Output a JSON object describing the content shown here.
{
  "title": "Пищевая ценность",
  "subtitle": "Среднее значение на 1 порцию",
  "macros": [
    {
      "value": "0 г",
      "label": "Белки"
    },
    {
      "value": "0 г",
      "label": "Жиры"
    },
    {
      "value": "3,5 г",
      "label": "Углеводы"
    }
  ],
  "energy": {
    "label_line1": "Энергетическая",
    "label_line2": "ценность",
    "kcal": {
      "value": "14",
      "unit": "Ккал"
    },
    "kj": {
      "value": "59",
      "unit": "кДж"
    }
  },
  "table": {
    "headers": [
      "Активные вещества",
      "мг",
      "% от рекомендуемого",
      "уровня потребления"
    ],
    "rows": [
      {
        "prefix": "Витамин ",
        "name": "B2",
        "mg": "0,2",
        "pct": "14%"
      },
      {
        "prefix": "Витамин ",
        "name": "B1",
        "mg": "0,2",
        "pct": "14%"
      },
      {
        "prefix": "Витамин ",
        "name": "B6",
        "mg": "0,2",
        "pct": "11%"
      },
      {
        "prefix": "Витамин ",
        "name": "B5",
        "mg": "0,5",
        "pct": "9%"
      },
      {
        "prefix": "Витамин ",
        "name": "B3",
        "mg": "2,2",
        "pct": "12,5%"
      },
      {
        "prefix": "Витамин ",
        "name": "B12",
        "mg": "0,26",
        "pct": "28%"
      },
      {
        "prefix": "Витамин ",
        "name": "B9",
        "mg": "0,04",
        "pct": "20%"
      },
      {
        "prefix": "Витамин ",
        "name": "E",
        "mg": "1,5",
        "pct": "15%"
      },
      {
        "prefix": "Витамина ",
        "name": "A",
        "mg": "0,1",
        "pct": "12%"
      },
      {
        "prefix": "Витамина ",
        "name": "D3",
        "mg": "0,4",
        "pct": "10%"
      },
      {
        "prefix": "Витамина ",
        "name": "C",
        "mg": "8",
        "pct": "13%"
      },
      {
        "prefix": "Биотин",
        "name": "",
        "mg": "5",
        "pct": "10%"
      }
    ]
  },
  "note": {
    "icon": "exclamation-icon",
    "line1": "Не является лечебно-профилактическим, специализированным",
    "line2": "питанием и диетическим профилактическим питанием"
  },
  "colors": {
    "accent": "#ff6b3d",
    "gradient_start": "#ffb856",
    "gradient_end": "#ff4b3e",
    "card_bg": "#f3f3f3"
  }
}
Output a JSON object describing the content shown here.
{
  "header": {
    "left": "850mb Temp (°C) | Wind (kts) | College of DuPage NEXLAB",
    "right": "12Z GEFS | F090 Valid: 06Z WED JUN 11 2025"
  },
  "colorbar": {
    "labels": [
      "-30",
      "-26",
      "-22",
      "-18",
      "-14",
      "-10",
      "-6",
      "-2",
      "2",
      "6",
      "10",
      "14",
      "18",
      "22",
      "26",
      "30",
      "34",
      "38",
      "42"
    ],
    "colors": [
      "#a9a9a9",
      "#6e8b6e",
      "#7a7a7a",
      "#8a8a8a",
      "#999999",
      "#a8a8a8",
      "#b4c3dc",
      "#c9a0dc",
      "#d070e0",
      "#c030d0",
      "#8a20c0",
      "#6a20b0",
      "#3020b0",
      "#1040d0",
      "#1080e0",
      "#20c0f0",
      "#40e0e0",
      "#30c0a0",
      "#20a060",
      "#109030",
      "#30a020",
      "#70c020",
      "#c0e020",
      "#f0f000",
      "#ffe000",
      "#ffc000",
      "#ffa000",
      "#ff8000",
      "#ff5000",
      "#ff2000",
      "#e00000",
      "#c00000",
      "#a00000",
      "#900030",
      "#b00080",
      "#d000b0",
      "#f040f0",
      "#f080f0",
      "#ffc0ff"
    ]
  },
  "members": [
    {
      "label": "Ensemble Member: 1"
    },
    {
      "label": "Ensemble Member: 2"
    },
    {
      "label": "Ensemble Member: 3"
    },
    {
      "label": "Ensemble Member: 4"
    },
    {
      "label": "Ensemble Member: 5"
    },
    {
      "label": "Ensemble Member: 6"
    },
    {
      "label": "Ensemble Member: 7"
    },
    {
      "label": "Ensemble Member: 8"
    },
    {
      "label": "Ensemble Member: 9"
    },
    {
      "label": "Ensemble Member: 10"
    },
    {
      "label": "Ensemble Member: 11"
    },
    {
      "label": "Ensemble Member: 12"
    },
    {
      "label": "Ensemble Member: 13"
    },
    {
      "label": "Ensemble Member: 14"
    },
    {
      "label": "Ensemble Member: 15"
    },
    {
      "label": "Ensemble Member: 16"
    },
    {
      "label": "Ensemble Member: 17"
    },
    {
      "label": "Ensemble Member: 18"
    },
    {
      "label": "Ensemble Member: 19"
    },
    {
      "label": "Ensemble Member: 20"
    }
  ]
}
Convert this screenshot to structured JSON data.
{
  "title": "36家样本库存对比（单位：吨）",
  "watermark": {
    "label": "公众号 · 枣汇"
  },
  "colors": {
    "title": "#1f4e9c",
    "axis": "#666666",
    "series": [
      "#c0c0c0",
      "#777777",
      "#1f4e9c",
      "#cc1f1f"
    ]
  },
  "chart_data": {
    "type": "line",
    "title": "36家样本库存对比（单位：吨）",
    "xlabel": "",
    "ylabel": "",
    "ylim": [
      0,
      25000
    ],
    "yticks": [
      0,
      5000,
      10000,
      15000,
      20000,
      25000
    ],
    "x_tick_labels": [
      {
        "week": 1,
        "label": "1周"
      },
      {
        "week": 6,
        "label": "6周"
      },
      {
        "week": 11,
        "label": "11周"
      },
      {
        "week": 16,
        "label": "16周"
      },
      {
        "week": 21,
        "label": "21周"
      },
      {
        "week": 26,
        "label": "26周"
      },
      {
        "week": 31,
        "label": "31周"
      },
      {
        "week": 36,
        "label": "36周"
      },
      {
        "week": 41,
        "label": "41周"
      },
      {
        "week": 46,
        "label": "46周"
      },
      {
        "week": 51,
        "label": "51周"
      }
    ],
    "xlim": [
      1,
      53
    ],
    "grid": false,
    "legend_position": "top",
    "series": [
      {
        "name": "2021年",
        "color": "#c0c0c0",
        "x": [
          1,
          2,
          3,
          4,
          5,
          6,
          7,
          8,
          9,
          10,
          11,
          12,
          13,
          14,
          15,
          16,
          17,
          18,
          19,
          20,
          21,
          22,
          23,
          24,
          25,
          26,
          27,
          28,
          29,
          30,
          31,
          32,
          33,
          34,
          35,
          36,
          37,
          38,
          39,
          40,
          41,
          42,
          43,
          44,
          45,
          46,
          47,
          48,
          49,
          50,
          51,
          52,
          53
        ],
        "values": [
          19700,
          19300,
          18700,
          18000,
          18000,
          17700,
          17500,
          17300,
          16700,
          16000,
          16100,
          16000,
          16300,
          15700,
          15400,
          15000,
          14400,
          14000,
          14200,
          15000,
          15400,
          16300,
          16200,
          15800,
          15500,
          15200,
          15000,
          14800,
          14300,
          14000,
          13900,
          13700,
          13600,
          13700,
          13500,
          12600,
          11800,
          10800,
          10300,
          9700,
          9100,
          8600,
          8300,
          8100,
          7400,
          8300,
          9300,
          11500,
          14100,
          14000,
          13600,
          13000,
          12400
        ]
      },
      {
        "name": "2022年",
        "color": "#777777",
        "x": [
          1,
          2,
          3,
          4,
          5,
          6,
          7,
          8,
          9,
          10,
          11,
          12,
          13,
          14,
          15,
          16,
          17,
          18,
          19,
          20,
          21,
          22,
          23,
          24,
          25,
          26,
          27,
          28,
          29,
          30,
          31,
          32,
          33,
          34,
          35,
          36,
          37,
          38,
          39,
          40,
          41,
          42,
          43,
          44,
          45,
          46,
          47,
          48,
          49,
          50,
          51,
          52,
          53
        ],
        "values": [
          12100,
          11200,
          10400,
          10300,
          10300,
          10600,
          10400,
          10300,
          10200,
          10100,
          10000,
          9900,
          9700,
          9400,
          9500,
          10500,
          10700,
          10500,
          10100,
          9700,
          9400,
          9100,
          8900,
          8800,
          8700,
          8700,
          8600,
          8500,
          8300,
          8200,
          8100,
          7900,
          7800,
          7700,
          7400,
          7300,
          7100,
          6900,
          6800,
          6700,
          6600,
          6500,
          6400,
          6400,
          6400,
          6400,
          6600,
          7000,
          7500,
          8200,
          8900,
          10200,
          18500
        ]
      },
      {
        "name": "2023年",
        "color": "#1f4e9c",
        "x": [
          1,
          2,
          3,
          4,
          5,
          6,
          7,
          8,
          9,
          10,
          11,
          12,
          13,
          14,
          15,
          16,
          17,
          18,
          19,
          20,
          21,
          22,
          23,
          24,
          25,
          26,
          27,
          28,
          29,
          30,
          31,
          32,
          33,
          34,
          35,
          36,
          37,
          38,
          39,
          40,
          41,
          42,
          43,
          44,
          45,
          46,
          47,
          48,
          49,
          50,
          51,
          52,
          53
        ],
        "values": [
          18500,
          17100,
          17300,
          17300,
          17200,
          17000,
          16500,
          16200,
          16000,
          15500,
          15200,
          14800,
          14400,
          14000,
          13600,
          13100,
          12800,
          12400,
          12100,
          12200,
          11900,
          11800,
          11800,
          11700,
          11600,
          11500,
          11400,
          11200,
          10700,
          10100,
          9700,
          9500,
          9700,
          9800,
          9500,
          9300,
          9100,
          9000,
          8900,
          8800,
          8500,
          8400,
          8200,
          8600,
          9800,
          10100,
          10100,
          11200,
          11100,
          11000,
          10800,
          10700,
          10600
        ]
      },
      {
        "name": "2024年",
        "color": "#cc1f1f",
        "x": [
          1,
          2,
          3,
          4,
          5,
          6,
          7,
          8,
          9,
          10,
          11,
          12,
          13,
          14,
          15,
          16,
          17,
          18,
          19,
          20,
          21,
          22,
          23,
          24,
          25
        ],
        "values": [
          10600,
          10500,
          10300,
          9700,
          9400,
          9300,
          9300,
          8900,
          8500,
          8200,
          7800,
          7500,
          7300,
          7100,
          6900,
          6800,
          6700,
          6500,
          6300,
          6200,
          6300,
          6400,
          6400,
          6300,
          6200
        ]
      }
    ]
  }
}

Task to carry out: Reproduce each line of the entries in which the word "ценность" is found.

Finished task:
  "title": "Пищевая ценность",
    "label_line2": "ценность",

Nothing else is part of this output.